Dataset rows
□ □ □

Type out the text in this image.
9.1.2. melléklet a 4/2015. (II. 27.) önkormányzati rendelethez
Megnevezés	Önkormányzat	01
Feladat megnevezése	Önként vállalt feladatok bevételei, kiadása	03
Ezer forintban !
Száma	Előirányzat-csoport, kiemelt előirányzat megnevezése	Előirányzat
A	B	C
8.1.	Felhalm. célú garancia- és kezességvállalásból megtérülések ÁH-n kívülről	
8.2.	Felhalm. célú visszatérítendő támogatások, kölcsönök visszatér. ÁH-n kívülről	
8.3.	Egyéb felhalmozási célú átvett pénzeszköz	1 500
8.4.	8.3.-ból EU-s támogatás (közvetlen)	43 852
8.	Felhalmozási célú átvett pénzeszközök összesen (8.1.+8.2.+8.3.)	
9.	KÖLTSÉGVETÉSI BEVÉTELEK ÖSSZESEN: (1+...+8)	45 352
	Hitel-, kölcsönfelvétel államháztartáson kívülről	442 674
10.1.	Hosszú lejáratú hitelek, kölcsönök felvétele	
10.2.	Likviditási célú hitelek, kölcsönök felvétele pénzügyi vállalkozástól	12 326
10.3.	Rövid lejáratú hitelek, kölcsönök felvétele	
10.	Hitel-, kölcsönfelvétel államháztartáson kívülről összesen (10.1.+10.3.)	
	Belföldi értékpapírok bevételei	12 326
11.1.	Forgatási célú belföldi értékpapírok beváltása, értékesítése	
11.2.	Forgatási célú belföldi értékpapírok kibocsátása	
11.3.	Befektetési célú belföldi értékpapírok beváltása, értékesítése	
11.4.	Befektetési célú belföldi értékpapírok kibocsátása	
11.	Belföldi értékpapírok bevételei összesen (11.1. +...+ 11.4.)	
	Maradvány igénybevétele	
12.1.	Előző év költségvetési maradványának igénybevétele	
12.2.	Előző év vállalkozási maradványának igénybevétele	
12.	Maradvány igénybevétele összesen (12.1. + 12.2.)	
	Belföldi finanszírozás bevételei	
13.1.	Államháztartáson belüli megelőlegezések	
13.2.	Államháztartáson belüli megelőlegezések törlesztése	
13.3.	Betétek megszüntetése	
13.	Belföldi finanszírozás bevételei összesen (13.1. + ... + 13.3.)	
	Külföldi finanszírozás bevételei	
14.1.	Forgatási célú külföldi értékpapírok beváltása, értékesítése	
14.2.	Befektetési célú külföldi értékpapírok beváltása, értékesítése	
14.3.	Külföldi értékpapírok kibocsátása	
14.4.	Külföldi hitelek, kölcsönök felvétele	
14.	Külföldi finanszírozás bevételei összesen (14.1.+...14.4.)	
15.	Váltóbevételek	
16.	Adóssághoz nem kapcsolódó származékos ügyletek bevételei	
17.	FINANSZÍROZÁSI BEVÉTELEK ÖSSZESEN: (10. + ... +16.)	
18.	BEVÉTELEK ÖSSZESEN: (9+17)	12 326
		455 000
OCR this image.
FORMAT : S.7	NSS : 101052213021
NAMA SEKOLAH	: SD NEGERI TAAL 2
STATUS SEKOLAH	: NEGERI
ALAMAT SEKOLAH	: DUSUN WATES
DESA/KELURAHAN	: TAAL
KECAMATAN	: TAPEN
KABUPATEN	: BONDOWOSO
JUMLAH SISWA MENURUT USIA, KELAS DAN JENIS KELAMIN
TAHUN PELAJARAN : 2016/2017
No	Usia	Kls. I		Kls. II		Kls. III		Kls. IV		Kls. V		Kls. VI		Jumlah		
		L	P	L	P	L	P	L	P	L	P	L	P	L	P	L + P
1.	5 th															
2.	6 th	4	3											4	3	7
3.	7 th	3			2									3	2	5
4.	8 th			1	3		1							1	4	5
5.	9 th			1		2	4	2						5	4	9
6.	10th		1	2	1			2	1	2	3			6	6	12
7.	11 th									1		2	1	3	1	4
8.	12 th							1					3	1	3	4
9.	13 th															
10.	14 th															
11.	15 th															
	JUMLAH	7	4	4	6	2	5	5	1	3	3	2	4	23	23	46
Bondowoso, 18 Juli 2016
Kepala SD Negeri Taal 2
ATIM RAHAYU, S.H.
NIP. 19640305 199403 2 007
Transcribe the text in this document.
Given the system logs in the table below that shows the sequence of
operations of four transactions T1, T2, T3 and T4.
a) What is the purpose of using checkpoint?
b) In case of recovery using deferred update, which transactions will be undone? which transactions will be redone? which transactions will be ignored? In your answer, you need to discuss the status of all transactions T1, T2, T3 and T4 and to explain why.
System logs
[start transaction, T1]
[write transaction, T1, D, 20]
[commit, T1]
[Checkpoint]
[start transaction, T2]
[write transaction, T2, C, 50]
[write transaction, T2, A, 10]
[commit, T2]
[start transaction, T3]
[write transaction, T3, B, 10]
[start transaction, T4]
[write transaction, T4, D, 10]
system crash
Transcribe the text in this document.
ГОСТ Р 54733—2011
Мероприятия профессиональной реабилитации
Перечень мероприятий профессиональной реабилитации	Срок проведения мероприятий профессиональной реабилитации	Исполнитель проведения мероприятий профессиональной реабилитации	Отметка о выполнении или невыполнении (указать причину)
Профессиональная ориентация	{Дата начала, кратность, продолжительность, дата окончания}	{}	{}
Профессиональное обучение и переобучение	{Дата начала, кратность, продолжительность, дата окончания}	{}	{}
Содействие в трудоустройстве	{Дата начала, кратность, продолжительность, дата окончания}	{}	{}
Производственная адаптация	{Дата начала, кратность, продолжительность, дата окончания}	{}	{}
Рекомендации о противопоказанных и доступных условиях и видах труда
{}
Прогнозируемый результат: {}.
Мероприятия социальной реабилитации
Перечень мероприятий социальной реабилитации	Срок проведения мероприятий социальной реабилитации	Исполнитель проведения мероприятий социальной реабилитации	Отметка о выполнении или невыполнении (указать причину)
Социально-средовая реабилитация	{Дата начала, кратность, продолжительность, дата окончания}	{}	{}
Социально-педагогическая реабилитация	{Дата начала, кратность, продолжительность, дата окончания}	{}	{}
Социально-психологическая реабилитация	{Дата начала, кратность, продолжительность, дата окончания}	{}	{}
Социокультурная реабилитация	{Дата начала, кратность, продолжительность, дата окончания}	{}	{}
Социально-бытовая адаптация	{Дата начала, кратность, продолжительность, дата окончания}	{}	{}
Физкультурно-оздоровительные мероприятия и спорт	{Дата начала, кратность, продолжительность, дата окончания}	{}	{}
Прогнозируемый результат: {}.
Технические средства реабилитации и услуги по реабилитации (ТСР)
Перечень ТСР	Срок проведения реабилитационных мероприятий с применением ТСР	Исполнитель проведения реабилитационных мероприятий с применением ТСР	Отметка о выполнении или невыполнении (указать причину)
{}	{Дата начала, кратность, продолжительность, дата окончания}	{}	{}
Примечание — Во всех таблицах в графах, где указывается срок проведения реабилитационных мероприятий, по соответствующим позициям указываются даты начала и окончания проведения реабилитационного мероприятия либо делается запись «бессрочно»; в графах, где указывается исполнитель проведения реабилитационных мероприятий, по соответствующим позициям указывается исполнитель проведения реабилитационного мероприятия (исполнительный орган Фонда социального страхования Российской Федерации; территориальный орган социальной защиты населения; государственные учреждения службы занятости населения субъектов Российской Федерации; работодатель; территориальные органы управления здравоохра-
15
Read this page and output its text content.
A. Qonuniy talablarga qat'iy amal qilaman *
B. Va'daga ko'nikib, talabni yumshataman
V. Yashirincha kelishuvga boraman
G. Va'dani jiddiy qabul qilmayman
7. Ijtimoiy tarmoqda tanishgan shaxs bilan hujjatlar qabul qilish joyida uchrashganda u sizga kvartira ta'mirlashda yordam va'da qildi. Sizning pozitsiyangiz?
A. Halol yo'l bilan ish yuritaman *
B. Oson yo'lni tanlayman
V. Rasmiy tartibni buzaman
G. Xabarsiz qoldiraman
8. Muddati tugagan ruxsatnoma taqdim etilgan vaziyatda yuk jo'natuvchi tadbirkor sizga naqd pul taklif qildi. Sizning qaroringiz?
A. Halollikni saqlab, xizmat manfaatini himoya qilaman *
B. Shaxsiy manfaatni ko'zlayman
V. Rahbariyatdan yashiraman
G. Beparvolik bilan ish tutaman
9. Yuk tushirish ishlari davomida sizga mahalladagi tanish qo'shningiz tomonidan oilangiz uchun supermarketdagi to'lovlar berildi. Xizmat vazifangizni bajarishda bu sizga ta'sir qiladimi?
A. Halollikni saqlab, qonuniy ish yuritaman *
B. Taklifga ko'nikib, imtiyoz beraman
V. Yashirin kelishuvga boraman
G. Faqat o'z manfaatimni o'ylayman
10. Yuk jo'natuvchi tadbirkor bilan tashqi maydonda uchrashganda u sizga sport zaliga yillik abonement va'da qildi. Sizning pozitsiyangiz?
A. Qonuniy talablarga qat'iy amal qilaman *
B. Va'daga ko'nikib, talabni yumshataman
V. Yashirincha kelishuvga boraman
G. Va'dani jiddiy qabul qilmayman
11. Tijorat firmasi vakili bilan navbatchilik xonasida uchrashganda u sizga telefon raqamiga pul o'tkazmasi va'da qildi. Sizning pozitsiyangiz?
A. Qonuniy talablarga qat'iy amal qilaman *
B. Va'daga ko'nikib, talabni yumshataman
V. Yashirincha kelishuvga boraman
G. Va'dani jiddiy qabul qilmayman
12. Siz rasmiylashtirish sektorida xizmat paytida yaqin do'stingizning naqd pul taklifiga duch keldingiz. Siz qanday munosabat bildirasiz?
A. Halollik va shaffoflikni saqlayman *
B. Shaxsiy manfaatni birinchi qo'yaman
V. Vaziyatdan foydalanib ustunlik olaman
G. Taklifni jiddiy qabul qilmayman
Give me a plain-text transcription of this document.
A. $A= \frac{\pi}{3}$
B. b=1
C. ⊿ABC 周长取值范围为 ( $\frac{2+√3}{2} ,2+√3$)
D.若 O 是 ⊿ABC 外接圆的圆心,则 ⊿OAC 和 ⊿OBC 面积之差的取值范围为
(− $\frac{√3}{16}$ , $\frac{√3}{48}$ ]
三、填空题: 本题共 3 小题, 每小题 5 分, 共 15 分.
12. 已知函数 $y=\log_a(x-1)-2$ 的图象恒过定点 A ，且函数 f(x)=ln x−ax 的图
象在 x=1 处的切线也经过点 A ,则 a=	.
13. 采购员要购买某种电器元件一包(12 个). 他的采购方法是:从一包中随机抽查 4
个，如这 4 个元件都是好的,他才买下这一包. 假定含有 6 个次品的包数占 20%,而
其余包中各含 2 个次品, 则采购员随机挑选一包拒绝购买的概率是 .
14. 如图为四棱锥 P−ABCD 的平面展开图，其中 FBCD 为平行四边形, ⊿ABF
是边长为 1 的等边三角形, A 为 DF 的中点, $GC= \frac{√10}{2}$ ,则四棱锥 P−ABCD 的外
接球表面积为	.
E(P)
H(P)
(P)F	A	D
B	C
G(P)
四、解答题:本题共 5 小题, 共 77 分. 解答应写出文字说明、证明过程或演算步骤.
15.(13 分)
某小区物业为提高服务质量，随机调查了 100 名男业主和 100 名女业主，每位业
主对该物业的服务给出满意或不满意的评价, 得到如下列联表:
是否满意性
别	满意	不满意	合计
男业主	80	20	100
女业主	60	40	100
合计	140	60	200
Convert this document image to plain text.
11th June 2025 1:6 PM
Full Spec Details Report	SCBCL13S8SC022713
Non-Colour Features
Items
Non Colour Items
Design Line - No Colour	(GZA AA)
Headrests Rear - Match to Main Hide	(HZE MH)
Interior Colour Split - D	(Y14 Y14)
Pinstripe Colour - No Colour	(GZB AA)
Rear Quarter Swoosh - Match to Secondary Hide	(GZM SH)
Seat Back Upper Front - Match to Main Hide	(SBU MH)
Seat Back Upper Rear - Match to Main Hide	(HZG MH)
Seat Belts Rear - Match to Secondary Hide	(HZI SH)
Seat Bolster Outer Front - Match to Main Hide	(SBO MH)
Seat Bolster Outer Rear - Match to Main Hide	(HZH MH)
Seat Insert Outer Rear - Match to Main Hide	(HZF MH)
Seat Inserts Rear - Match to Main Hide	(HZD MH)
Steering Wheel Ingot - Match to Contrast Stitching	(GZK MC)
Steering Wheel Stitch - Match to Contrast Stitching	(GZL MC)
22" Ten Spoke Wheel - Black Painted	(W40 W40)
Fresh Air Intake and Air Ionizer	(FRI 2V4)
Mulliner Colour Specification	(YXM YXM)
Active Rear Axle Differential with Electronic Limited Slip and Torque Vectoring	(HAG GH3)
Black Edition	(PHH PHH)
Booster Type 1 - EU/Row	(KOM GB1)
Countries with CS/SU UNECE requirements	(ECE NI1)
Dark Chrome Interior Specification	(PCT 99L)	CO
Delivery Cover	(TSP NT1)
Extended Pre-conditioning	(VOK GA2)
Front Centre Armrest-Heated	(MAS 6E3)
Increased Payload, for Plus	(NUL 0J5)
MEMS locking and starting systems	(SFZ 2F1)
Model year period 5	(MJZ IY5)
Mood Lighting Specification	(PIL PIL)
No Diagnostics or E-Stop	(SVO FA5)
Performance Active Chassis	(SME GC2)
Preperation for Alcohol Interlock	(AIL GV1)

□ □ □

Given exercise: Find the word "értékesítése" in the records and pull out each line that has it.

Exercise response:
11.1.	Forgatási célú belföldi értékpapírok beváltása, értékesítése	
11.3.	Befektetési célú belföldi értékpapírok beváltása, értékesítése	
14.1.	Forgatási célú külföldi értékpapírok beváltása, értékesítése	
14.2.	Befektetési célú külföldi értékpapírok beváltása, értékesítése	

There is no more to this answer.